__Task requirements__
Repeat the lines below exactly as they appear, but leave out the images.

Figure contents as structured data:

• • • • • • •

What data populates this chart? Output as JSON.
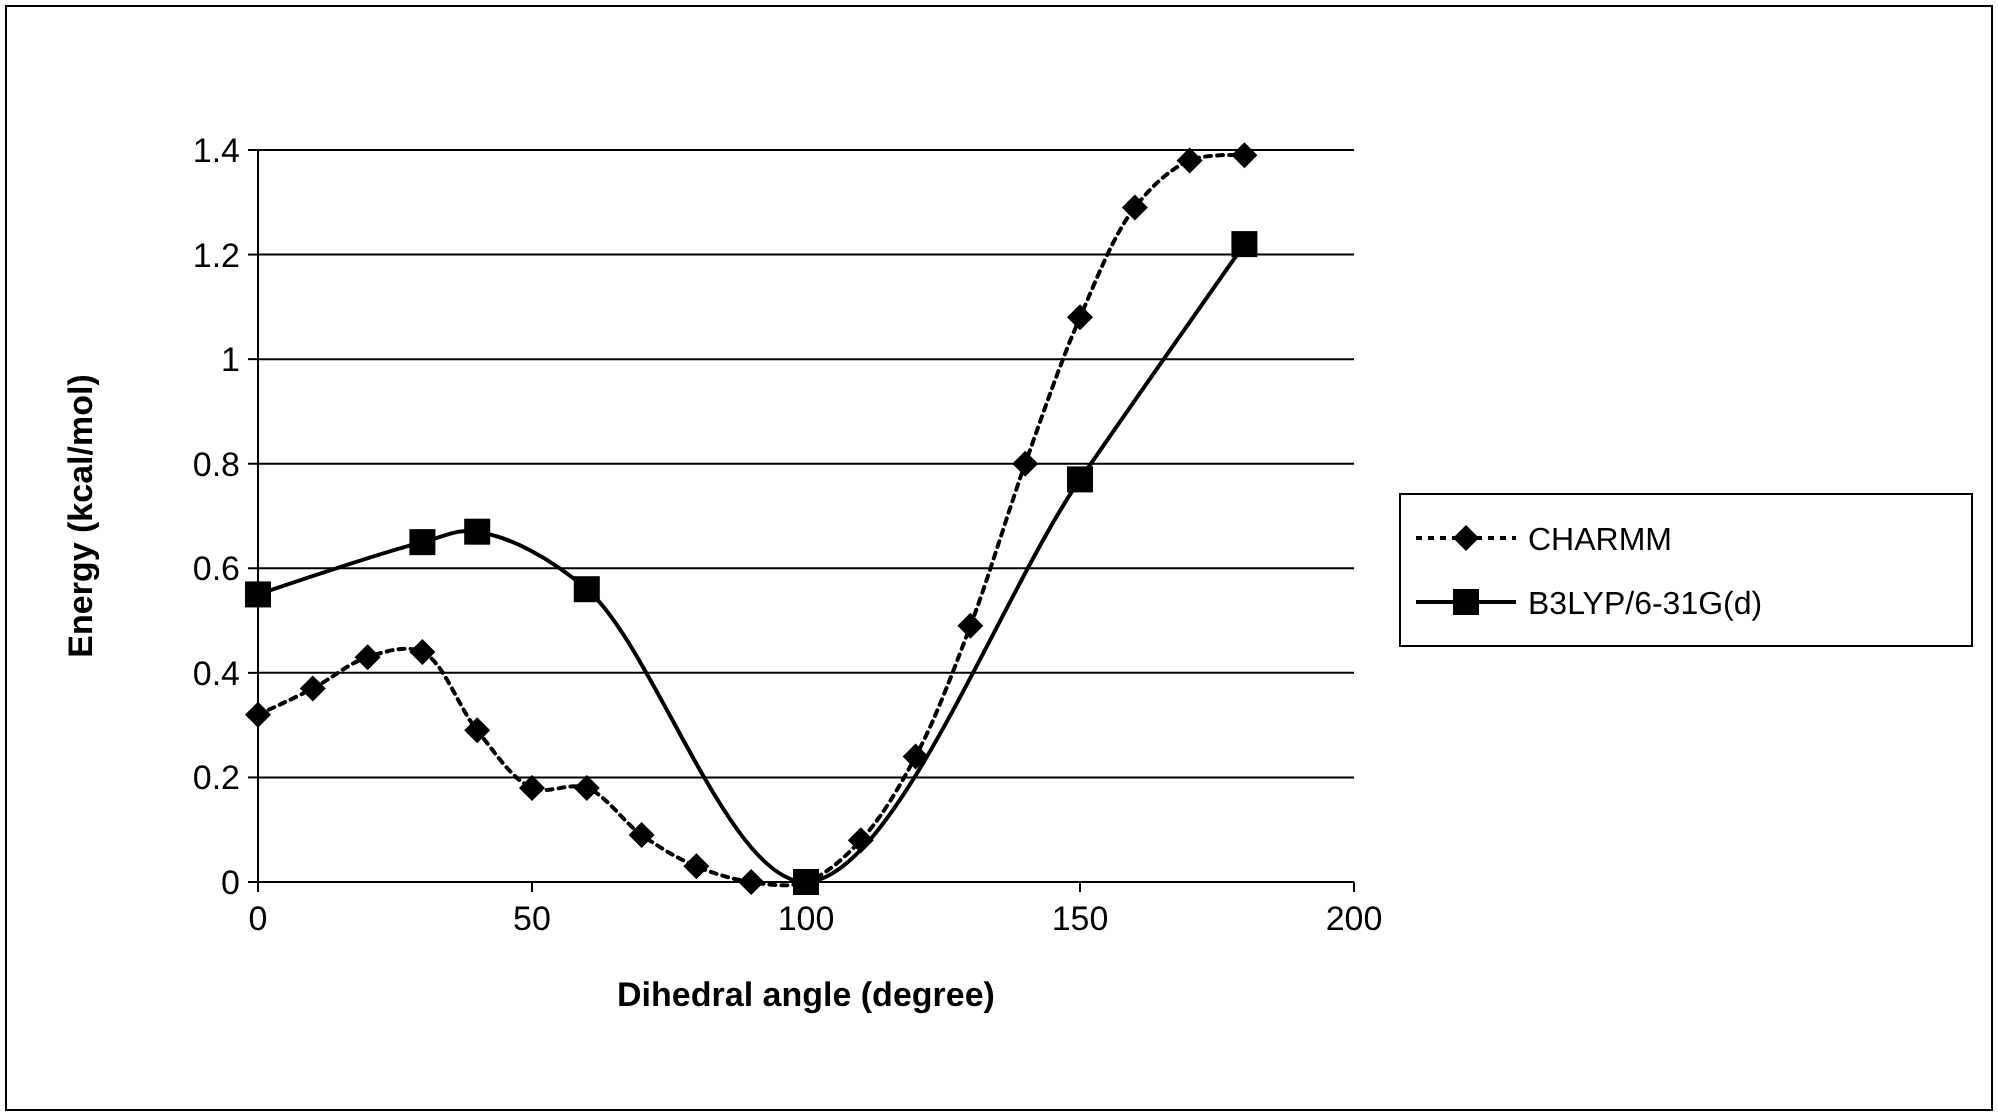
{
  "chart_data": {
    "type": "line",
    "xlabel": "Dihedral angle (degree)",
    "ylabel": "Energy (kcal/mol)",
    "xlim": [
      0,
      200
    ],
    "xticks": [
      0,
      50,
      100,
      150,
      200
    ],
    "ylim": [
      0,
      1.4
    ],
    "yticks": [
      0,
      0.2,
      0.4,
      0.6,
      0.8,
      1,
      1.2,
      1.4
    ],
    "grid": "y",
    "legend": "right",
    "series": [
      {
        "name": "CHARMM",
        "color": "#000000",
        "marker": "diamond",
        "line_style": "dotted",
        "x": [
          0,
          10,
          20,
          30,
          40,
          50,
          60,
          70,
          80,
          90,
          100,
          110,
          120,
          130,
          140,
          150,
          160,
          170,
          180
        ],
        "values": [
          0.32,
          0.37,
          0.43,
          0.44,
          0.29,
          0.18,
          0.18,
          0.09,
          0.03,
          0.0,
          0.0,
          0.08,
          0.24,
          0.49,
          0.8,
          1.08,
          1.29,
          1.38,
          1.39
        ]
      },
      {
        "name": "B3LYP/6-31G(d)",
        "color": "#000000",
        "marker": "square",
        "line_style": "solid",
        "x": [
          0,
          30,
          40,
          60,
          100,
          150,
          180
        ],
        "values": [
          0.55,
          0.65,
          0.67,
          0.56,
          0.0,
          0.77,
          1.22
        ]
      }
    ]
  }
}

• • • • • • •

__Reply to the exercise__
What data populates this chart? Output as JSON.
{
  "chart_data": {
    "type": "line",
    "xlabel": "Dihedral angle (degree)",
    "ylabel": "Energy (kcal/mol)",
    "xlim": [
      0,
      200
    ],
    "xticks": [
      0,
      50,
      100,
      150,
      200
    ],
    "ylim": [
      0,
      1.4
    ],
    "yticks": [
      0,
      0.2,
      0.4,
      0.6,
      0.8,
      1,
      1.2,
      1.4
    ],
    "grid": "y",
    "legend": "right",
    "series": [
      {
        "name": "CHARMM",
        "color": "#000000",
        "marker": "diamond",
        "line_style": "dotted",
        "x": [
          0,
          10,
          20,
          30,
          40,
          50,
          60,
          70,
          80,
          90,
          100,
          110,
          120,
          130,
          140,
          150,
          160,
          170,
          180
        ],
        "values": [
          0.32,
          0.37,
          0.43,
          0.44,
          0.29,
          0.18,
          0.18,
          0.09,
          0.03,
          0.0,
          0.0,
          0.08,
          0.24,
          0.49,
          0.8,
          1.08,
          1.29,
          1.38,
          1.39
        ]
      },
      {
        "name": "B3LYP/6-31G(d)",
        "color": "#000000",
        "marker": "square",
        "line_style": "solid",
        "x": [
          0,
          30,
          40,
          60,
          100,
          150,
          180
        ],
        "values": [
          0.55,
          0.65,
          0.67,
          0.56,
          0.0,
          0.77,
          1.22
        ]
      }
    ]
  }
}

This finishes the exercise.